• [Exercise requirements]: Collect every line that includes the string "Shams".

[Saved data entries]
○ ○ ○ ○ ○
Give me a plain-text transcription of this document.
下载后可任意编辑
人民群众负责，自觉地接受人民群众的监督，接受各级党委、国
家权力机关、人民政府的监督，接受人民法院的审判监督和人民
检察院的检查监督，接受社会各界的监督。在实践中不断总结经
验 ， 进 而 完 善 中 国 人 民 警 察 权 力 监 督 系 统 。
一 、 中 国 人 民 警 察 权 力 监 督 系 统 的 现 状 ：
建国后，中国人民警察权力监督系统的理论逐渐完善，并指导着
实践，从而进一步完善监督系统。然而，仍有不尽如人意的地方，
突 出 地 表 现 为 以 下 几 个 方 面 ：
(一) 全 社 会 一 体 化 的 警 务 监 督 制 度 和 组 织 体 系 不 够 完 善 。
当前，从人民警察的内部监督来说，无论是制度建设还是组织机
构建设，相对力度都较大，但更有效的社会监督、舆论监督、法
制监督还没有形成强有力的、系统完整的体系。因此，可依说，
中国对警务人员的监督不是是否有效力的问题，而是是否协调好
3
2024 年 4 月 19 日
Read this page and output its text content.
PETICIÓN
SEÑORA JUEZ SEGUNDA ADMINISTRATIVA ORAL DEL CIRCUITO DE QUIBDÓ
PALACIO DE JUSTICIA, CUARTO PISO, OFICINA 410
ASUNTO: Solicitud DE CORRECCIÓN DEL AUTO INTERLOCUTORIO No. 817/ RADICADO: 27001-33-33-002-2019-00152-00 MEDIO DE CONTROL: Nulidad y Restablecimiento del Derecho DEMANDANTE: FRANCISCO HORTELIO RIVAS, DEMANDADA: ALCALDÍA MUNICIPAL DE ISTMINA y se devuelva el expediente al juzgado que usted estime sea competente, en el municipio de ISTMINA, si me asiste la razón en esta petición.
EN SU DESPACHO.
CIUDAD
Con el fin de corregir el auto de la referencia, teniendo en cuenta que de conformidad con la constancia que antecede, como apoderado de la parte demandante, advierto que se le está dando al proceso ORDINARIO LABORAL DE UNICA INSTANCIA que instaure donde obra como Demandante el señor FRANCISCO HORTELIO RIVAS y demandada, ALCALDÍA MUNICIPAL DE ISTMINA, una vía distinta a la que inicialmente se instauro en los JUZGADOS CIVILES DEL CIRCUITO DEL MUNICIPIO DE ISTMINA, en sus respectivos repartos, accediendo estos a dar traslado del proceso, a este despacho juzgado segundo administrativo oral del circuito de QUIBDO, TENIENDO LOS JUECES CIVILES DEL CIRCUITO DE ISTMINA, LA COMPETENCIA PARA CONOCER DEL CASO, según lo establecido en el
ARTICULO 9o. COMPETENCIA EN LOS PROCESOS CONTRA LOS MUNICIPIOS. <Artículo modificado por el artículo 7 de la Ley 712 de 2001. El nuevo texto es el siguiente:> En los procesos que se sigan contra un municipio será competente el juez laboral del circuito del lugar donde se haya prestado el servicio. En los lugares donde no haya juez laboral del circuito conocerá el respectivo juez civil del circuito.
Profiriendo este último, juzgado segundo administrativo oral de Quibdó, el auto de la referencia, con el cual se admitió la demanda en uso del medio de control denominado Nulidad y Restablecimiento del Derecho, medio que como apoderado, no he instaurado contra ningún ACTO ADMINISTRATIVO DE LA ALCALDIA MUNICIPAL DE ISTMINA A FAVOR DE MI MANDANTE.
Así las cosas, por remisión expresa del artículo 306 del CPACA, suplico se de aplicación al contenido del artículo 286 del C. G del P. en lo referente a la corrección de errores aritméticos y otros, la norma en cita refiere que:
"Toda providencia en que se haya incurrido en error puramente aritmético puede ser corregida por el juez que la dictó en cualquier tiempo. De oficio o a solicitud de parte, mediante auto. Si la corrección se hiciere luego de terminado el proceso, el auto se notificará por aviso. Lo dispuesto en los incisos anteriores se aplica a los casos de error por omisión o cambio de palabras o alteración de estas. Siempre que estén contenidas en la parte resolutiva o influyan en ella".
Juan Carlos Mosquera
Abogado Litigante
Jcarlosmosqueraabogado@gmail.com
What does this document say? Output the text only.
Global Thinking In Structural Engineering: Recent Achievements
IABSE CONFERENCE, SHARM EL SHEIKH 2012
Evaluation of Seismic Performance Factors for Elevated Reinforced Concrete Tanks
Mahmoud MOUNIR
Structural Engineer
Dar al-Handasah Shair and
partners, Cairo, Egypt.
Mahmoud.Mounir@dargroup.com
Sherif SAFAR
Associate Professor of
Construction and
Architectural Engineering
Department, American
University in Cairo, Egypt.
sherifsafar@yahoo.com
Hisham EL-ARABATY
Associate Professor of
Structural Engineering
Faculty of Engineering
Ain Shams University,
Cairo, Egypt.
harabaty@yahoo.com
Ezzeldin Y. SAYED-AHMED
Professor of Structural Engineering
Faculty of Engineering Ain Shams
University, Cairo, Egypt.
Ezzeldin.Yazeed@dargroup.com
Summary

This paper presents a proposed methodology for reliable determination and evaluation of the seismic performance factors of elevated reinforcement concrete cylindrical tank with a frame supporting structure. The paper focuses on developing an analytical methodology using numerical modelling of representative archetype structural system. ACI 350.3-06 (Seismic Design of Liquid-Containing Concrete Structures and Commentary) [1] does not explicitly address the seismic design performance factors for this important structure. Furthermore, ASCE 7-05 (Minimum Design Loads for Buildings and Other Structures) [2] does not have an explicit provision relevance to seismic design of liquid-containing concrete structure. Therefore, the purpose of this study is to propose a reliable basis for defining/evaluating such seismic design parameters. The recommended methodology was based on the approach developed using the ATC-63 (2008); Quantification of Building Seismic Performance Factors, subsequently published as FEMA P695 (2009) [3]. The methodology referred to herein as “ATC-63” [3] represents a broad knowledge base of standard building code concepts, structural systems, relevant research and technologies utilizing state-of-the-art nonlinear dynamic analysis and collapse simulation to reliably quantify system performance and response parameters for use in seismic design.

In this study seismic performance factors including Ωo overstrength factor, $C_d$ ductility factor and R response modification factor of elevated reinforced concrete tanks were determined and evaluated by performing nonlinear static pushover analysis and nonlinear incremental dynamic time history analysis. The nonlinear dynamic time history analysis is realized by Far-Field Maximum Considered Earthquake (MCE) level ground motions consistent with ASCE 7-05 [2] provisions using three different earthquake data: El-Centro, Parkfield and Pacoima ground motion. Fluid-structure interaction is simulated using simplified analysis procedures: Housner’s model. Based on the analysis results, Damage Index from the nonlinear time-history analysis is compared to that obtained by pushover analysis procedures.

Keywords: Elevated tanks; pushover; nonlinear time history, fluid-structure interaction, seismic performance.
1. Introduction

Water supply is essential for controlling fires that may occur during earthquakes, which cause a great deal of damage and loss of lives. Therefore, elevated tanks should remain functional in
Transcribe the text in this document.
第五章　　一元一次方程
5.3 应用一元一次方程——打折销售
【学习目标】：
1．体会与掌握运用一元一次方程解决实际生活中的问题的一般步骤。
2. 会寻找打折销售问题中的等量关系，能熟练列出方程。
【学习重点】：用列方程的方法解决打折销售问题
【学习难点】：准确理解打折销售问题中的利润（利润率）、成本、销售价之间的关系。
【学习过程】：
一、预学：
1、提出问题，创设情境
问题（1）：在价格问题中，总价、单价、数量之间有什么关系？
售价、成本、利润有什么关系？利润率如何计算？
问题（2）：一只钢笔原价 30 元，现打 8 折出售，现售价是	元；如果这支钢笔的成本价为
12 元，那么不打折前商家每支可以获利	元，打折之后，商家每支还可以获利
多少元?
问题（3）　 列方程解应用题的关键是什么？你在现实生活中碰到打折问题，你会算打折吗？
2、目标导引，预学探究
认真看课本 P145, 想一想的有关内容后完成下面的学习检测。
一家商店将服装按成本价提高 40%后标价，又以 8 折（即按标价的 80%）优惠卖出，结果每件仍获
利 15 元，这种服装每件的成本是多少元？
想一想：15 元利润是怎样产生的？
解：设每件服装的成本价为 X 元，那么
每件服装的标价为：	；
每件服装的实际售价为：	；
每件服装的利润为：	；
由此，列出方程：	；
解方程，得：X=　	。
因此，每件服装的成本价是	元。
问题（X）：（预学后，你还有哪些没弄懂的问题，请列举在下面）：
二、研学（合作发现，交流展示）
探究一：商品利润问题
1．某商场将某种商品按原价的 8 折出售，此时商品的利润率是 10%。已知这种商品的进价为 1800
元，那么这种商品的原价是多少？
○ ○ ○ ○ ○
• [Solved exercise]:
Ain Shams University,
Faculty of Engineering Ain Shams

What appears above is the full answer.